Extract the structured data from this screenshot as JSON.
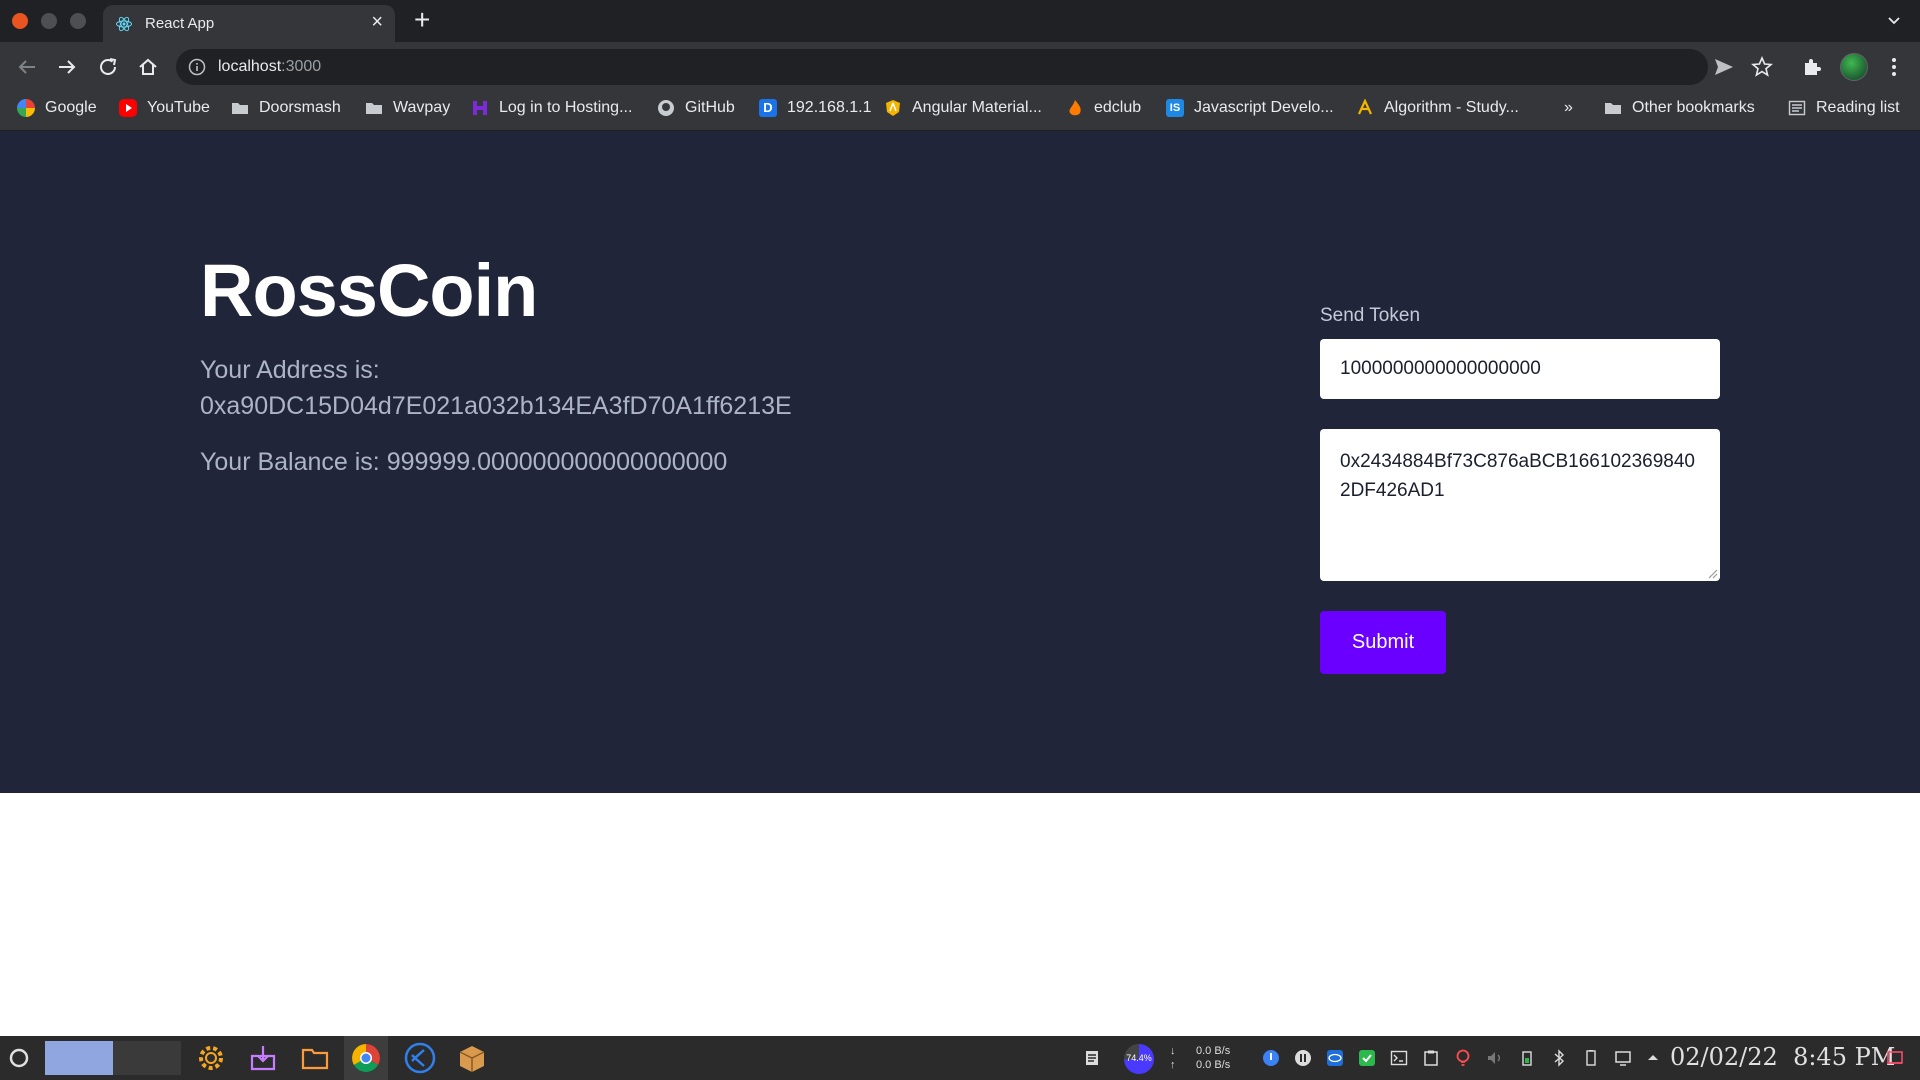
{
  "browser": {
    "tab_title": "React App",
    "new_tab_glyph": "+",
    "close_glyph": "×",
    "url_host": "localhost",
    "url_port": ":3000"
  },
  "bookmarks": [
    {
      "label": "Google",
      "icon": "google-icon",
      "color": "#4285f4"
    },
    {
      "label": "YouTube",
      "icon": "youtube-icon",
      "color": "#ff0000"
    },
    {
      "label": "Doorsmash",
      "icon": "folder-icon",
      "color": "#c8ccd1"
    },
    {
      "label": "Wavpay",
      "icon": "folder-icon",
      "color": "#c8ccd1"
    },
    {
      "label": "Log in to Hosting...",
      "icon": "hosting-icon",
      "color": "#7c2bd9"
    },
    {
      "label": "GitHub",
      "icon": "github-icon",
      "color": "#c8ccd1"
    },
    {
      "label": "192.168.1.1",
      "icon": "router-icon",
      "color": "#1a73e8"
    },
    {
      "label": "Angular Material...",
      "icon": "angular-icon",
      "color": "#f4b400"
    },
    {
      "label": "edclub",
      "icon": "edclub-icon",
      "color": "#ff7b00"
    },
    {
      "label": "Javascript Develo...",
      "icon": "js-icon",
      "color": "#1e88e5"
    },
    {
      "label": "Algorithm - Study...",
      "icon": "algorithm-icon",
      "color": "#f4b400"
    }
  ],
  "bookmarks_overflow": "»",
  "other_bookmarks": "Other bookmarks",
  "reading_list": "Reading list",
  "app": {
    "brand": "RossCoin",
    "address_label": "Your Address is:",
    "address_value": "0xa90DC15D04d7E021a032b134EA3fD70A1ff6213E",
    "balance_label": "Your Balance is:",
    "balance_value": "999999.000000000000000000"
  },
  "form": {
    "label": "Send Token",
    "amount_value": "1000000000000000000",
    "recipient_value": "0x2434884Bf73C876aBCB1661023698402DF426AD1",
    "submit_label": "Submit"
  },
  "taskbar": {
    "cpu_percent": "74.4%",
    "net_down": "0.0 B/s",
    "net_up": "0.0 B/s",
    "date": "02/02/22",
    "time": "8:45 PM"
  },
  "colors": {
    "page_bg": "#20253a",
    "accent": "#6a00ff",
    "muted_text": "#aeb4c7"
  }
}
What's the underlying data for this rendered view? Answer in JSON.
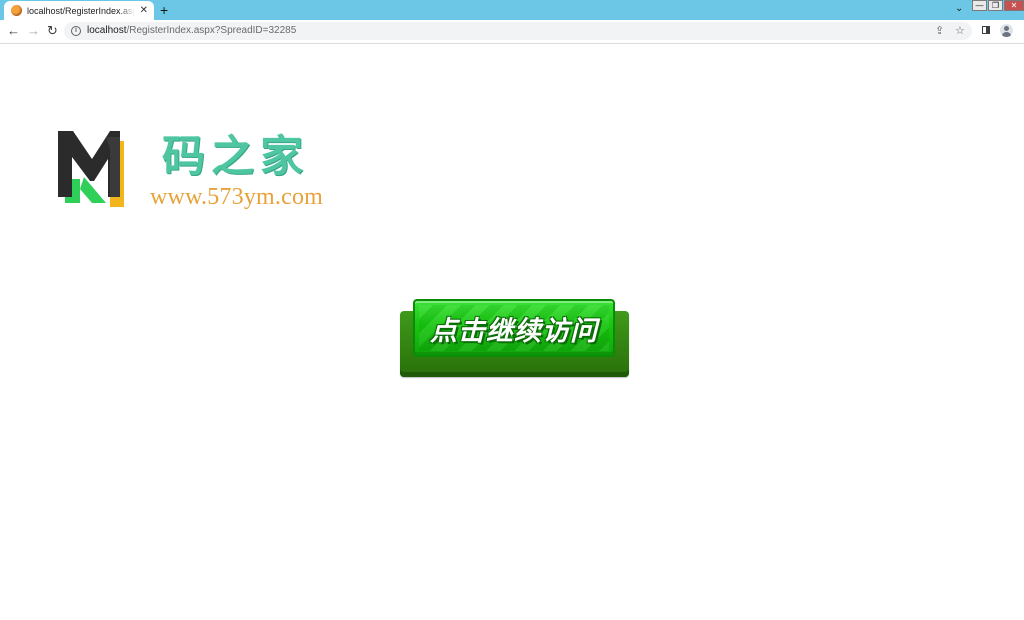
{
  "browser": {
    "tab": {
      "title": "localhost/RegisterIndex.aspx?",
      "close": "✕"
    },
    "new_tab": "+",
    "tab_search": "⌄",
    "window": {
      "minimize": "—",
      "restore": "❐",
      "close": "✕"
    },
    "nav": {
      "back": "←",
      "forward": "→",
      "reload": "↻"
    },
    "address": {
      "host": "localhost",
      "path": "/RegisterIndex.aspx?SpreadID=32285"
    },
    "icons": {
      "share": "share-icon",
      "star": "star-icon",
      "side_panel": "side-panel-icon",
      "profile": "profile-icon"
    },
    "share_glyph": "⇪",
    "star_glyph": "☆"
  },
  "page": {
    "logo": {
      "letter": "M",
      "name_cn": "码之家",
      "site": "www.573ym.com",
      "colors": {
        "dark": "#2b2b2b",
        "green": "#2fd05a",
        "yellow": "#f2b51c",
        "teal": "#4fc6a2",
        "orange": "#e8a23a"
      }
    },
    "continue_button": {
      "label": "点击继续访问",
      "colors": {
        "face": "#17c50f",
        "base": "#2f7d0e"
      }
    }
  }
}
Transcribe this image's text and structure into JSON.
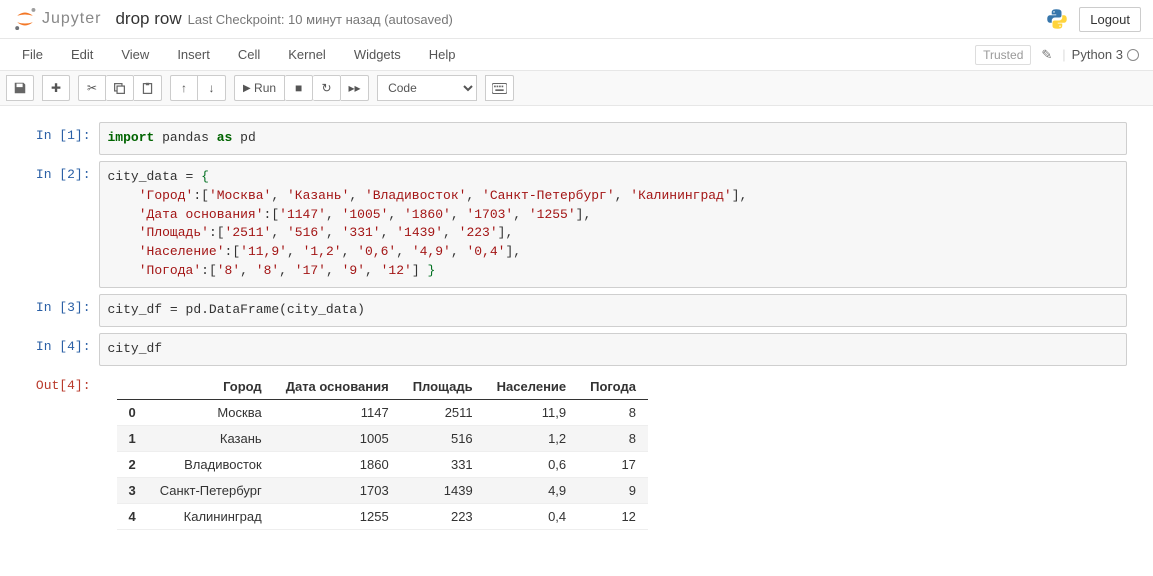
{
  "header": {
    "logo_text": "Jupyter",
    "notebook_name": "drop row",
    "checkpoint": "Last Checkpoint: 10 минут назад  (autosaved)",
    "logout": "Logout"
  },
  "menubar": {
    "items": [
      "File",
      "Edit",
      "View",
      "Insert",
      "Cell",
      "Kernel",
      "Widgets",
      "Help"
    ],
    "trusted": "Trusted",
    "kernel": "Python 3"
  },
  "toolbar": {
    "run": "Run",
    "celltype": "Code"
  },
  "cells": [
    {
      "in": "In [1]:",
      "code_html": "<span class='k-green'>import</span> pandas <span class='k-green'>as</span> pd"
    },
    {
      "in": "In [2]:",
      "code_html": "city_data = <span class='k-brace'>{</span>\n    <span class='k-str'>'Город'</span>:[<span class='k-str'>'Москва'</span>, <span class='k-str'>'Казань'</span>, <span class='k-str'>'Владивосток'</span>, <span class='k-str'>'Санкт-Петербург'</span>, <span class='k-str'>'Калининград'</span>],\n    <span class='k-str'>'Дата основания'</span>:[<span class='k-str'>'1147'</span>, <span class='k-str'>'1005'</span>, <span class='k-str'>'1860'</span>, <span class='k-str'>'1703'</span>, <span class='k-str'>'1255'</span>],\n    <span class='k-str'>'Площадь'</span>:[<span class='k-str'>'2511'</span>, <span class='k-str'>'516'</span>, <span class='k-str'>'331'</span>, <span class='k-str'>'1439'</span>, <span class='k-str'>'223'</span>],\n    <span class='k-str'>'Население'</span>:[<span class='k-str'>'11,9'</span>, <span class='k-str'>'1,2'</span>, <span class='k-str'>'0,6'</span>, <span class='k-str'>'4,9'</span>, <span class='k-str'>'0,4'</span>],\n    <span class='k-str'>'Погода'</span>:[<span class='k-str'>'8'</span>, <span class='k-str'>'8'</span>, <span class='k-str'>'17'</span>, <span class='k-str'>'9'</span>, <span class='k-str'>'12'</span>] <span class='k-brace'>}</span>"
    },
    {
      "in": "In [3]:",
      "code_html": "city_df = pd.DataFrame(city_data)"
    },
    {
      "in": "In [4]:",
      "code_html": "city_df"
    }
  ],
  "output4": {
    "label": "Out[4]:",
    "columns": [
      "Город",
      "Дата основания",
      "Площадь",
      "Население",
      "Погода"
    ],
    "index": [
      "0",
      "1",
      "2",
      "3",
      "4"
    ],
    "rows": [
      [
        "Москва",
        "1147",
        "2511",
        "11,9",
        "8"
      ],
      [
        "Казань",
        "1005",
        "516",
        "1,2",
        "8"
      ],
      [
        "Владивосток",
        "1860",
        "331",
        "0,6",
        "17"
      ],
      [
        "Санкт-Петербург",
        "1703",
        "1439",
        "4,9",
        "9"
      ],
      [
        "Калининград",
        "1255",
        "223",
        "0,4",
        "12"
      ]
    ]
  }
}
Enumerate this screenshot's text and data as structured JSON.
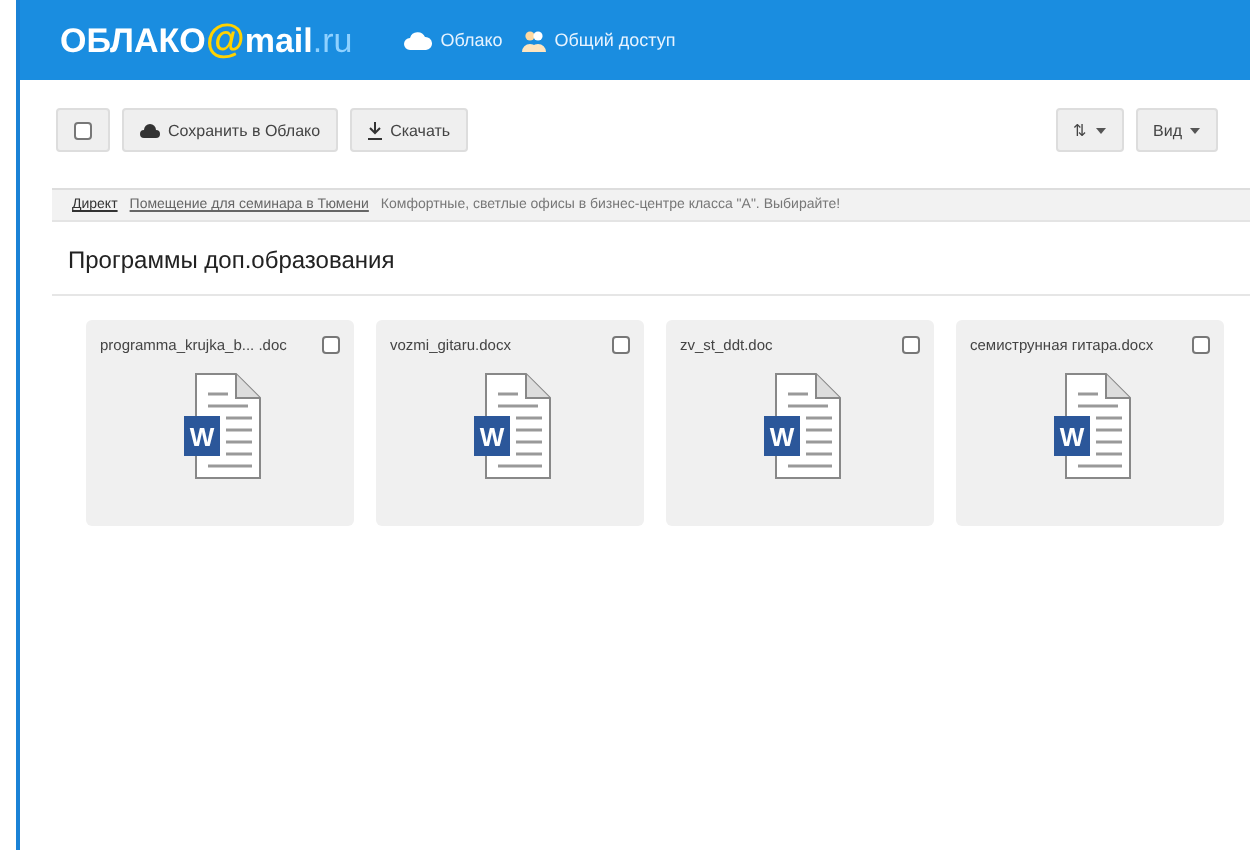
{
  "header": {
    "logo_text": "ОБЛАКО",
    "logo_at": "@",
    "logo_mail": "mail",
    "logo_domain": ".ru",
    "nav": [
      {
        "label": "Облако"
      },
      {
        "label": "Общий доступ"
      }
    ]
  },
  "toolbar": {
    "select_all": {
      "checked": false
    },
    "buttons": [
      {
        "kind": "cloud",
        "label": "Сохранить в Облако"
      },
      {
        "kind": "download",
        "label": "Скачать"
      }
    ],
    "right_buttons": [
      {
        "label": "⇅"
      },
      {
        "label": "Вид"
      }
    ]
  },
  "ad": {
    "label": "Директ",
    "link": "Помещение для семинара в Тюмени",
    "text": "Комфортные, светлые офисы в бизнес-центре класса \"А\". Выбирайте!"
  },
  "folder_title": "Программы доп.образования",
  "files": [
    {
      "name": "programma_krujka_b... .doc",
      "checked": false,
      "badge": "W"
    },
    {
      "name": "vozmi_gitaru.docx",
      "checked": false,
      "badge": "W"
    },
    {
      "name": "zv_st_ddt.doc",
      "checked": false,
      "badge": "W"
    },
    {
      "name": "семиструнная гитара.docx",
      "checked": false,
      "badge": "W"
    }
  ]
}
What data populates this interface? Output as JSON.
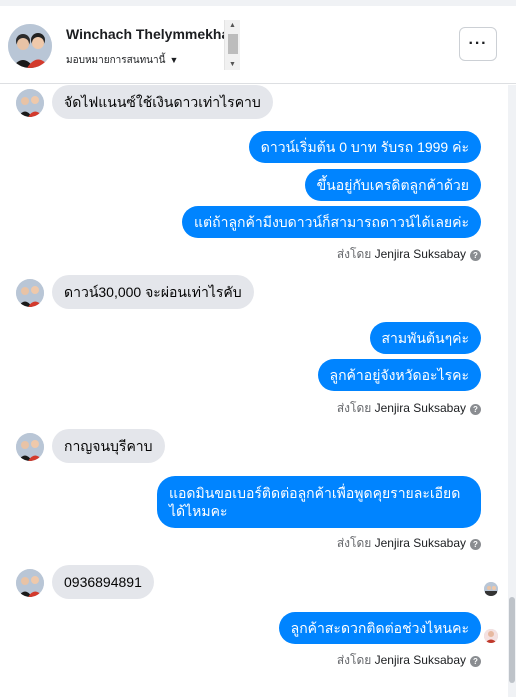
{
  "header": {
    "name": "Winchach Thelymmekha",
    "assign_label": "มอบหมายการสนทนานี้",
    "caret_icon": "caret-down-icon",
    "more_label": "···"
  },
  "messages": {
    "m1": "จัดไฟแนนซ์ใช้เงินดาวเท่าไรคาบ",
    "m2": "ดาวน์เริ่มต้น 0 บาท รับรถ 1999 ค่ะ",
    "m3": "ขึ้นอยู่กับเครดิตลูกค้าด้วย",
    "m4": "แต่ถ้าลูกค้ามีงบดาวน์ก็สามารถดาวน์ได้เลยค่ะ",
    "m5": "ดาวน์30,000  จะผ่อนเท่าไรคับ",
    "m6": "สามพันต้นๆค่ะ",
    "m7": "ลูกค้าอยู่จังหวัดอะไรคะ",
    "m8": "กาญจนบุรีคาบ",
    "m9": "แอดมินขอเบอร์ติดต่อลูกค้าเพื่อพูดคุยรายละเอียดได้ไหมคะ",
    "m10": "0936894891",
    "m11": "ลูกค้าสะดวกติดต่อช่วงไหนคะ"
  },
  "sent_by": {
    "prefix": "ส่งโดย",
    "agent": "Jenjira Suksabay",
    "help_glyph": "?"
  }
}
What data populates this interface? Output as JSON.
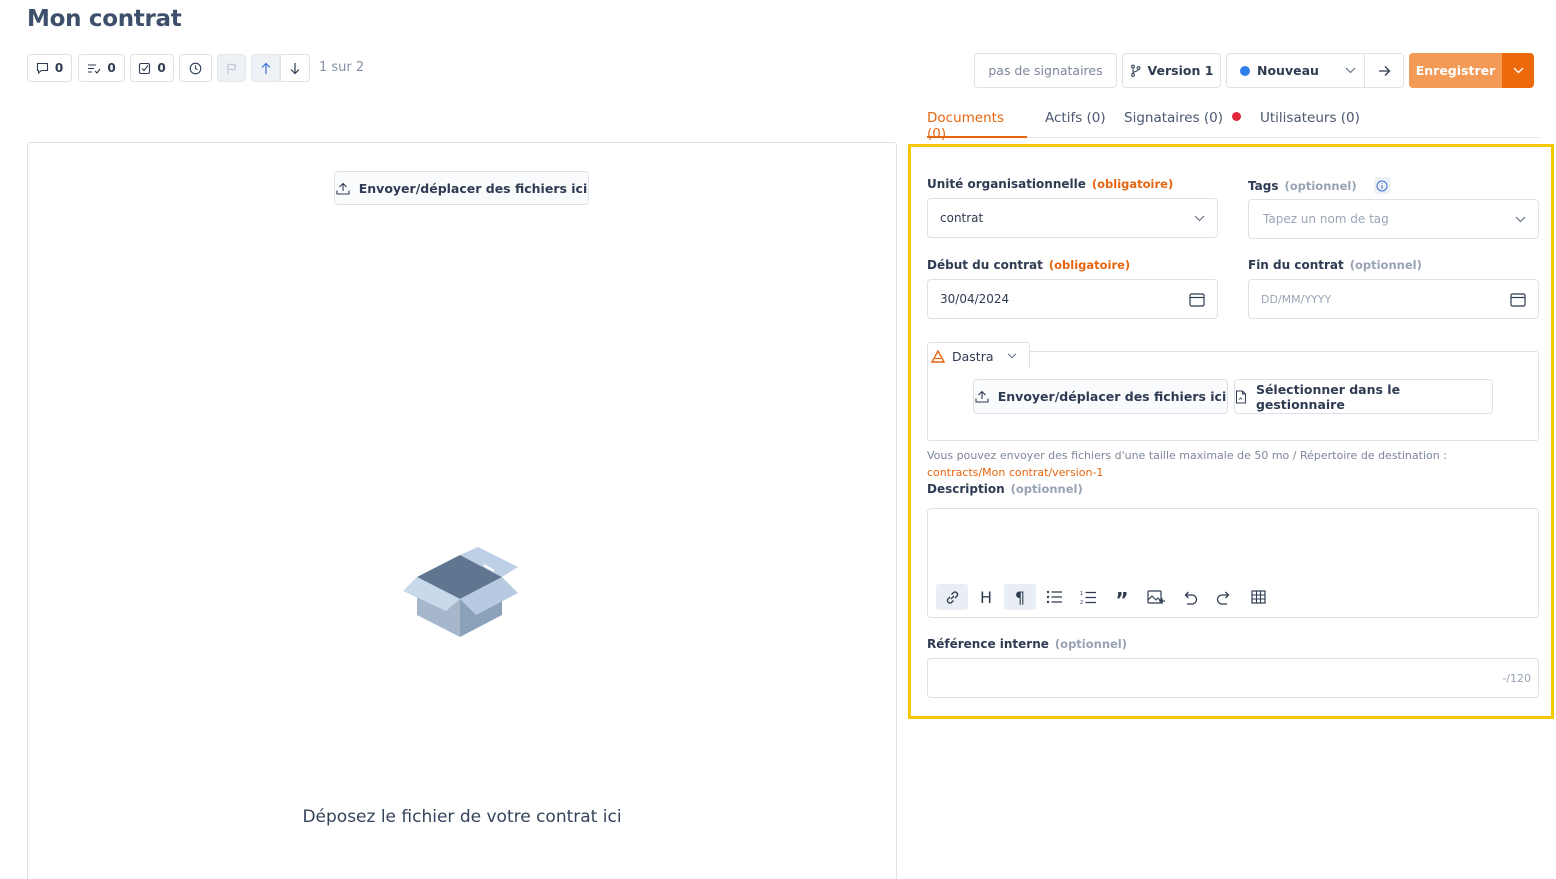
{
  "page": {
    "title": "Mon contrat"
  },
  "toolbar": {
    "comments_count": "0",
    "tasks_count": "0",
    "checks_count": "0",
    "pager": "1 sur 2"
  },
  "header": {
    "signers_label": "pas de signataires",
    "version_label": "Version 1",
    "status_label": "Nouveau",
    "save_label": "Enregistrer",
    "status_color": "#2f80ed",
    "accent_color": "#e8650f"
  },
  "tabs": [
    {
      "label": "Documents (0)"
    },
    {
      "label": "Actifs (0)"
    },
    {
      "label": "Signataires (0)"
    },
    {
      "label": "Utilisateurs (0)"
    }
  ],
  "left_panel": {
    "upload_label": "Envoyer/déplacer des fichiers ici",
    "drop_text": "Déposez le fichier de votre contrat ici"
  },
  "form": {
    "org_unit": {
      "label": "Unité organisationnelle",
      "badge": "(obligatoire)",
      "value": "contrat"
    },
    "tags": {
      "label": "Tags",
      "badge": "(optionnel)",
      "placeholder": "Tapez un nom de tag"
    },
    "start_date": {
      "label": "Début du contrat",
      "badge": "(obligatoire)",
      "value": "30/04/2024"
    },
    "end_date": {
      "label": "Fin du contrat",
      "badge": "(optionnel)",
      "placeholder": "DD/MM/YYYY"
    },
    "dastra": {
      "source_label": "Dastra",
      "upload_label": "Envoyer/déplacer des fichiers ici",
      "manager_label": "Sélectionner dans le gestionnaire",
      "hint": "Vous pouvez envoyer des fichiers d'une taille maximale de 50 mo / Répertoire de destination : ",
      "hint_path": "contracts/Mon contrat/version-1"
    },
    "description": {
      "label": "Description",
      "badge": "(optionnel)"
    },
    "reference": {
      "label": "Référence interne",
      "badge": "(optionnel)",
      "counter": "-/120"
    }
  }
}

Aim ->
Working from the listing above, pick out every line that has "RegisterIndex" and copy it.

Worked solution ->
      "title": "localhost/RegisterIndex.aspx?",
      "path": "/RegisterIndex.aspx?SpreadID=32285"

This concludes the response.